Darmanin : la chasse aux migrants continue

13 Octobre 2021

Après un déplacement en Grèce dans l’île de Samos, le ministre de l’Intérieur Darmanin a fait l’éloge, le 11 octobre, du « modèle grec » de contrôle des réfugiés, en l’occurrence un camp d’enregistrement sécurisé.

Le camp en question, inauguré il y a quelques semaines, est composé de baraquements neufs, pas surpeuplés, ou du moins pas encore, ni sordides comme les précédents, mais il est totalement clos, cerné de barbelés, de miradors et de caméras. Les habitants ne peuvent en sortir que de 8 heures à 20 heures à condition de présenter leurs empreintes digitales et un badge électronique au portail magnétique de l’entrée. Les ONG, dont Amnesty international, ont déjà dénoncé les difficultés qu’auront les migrants à atteindre les services de demande d’asile, sans compter cette façon de les considérer d’entrée de jeu comme des criminels, sous surveillance constante.

Mais justement, ce qui plaît à Darmanin est « ce camp impressionnant [qui] permet aux Grecs de bien tenir leurs frontières ». Certes le gouvernement grec, très à droite, fait tout ce qu’il peut pour « tenir » ses frontières, y compris par le refoulement violent et illégal des migrants le long de la frontière terrestre avec la Turquie, près du fleuve Evros, ou en pleine mer avec l’aide des garde-côtes de Frontex, l’agence européenne de surveillance. Darmanin et le ministre de l’Intérieur grec, issu d’un parti d’extrême droite, sont tout à fait sur la même longueur d’ondes.

La seule différence, c’est que Darmanin, comme ses collègues des pays européens les plus riches, délègue aux pays du sud, la Grèce, l’Italie, l’Espagne et Malte, la responsabilité de renforcer les frontières extérieures de l’Europe, moyennant finances. Ce sera, a-t-il affirmé, « la priorité de la France, qui exercera la présidence semestrielle de l’Europe à partir de janvier ».

Blinder les frontières, élever des murs, bloquer ceux qui fuient la misère et la guerre, telle est l’obsession de Darmanin et du gouvernement, sous prétexte de sécurité : c’est absurde et odieux mais, en période électorale, cela peut aussi rapporter des voix.

> DONNÉES FOURNIES
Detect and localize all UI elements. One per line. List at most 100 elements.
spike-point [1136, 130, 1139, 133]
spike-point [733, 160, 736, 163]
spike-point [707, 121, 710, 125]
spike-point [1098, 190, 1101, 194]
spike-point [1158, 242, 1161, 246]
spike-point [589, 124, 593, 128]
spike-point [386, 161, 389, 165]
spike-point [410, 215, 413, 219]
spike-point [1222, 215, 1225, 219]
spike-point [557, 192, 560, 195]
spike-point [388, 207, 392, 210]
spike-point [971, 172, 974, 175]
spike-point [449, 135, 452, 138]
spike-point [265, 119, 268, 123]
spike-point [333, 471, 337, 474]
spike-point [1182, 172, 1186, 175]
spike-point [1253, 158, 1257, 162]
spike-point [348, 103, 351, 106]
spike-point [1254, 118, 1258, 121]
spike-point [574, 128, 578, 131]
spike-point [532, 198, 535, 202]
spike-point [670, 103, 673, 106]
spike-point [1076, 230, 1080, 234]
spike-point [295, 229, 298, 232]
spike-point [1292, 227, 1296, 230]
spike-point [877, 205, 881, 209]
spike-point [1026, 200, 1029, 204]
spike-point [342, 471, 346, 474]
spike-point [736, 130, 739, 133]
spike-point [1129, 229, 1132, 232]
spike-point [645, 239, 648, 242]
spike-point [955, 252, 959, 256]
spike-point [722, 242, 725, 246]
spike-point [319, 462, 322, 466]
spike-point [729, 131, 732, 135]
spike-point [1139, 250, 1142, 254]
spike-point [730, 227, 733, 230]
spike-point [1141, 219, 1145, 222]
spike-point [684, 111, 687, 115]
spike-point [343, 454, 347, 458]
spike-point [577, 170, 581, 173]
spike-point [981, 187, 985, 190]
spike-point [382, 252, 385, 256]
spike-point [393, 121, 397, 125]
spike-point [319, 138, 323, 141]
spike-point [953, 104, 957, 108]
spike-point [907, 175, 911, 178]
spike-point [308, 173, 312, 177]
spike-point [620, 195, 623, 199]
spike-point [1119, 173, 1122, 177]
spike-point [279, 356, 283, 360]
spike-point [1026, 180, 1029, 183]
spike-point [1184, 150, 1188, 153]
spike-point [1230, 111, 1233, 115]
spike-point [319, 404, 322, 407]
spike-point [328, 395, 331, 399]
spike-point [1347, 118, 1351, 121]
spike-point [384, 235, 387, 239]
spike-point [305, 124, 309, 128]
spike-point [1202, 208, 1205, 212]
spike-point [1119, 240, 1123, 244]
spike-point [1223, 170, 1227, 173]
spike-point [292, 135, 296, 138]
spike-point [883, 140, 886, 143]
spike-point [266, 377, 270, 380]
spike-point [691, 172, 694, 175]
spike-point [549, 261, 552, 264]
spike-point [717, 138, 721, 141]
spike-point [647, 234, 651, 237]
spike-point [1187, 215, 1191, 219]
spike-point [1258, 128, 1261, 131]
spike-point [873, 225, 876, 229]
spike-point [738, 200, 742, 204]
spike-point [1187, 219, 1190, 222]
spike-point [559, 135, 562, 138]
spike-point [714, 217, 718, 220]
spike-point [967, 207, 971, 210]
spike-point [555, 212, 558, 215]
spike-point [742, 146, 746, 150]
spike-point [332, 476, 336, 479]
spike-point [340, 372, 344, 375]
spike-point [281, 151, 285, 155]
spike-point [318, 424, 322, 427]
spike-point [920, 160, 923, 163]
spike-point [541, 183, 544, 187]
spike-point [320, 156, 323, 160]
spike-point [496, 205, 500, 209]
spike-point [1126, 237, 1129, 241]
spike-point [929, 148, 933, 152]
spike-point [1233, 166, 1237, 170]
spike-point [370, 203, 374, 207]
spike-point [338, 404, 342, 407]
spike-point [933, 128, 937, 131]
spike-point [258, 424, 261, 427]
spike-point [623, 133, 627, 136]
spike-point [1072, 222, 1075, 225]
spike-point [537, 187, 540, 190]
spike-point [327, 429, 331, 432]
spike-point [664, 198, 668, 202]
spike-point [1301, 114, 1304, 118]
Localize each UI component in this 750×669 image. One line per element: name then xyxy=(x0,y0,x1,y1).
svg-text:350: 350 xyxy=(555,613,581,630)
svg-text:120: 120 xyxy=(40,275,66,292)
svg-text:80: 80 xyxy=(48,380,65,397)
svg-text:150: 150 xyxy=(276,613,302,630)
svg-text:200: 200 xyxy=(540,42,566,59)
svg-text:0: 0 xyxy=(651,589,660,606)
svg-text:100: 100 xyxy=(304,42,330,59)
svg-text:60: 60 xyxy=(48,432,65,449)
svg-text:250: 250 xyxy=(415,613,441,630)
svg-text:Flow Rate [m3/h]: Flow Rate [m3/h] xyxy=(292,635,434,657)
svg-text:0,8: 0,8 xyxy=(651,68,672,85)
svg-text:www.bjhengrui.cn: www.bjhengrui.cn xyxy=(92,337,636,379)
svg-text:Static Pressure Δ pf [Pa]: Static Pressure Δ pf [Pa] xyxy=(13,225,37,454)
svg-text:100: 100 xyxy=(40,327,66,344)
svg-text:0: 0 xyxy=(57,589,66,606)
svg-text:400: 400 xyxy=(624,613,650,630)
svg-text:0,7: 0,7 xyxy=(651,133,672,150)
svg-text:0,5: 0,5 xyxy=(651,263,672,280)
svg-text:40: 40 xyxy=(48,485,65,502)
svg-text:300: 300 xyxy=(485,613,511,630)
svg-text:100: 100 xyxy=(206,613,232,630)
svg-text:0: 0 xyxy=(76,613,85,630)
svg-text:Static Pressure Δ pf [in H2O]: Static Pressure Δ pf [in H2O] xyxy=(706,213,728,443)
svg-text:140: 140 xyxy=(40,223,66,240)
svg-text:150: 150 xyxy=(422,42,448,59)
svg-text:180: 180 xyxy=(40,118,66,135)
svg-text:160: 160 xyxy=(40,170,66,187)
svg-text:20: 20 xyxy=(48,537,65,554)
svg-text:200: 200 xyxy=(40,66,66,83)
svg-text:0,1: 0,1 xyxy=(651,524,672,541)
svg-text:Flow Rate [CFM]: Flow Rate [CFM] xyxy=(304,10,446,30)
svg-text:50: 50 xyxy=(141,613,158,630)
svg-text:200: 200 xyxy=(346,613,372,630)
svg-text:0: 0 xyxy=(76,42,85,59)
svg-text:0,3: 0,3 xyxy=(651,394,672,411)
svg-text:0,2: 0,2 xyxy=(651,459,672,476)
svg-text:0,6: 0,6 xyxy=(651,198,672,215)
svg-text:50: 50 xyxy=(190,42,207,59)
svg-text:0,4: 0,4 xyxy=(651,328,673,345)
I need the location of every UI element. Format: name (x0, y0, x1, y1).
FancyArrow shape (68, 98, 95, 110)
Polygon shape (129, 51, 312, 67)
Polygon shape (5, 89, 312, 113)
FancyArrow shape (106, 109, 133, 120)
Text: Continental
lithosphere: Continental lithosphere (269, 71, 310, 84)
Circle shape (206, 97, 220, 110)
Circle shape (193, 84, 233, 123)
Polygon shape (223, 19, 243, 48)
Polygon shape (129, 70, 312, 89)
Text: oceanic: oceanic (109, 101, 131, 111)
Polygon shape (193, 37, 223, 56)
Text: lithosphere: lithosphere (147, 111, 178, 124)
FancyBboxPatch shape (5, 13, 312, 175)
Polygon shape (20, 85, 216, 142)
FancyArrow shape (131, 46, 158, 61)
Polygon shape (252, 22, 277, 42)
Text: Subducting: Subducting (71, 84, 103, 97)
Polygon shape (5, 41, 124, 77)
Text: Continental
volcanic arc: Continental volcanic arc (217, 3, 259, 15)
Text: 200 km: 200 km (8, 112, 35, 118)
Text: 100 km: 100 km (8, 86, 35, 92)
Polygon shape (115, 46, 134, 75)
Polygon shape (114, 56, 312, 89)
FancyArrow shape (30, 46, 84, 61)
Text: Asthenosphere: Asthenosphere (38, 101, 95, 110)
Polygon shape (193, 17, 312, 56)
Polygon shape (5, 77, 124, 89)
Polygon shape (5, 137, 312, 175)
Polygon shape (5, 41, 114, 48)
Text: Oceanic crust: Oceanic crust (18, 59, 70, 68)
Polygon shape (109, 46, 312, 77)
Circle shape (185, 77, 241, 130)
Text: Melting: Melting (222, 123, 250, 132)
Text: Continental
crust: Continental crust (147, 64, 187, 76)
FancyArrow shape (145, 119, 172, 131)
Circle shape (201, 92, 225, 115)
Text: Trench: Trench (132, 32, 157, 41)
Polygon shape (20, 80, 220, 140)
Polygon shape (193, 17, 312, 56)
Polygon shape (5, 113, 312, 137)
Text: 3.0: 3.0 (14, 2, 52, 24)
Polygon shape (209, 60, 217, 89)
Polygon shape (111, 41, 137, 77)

> TÂCHE DEMANDÉE 1
Recopiez fidèlement une partie de l'extrait du document, à partir des mots « Darmanin : la » jusqu'aux mots « camp d’enregistrement sécurisé. » inclus.
> TÂCHE DEMANDÉE 2
D'après l'extrait du document, pendant quelles heures les habitants du camp de Samos peuvent-ils en sortir ?

> RÉPONSE 1
Darmanin : la chasse aux migrants continue

13 Octobre 2021

Après un déplacement en Grèce dans l’île de Samos, le ministre de l’Intérieur Darmanin a fait l’éloge, le 11 octobre, du « modèle grec » de contrôle des réfugiés, en l’occurrence un camp d’enregistrement sécurisé.

> RÉPONSE 2
De 8 heures à 20 heures.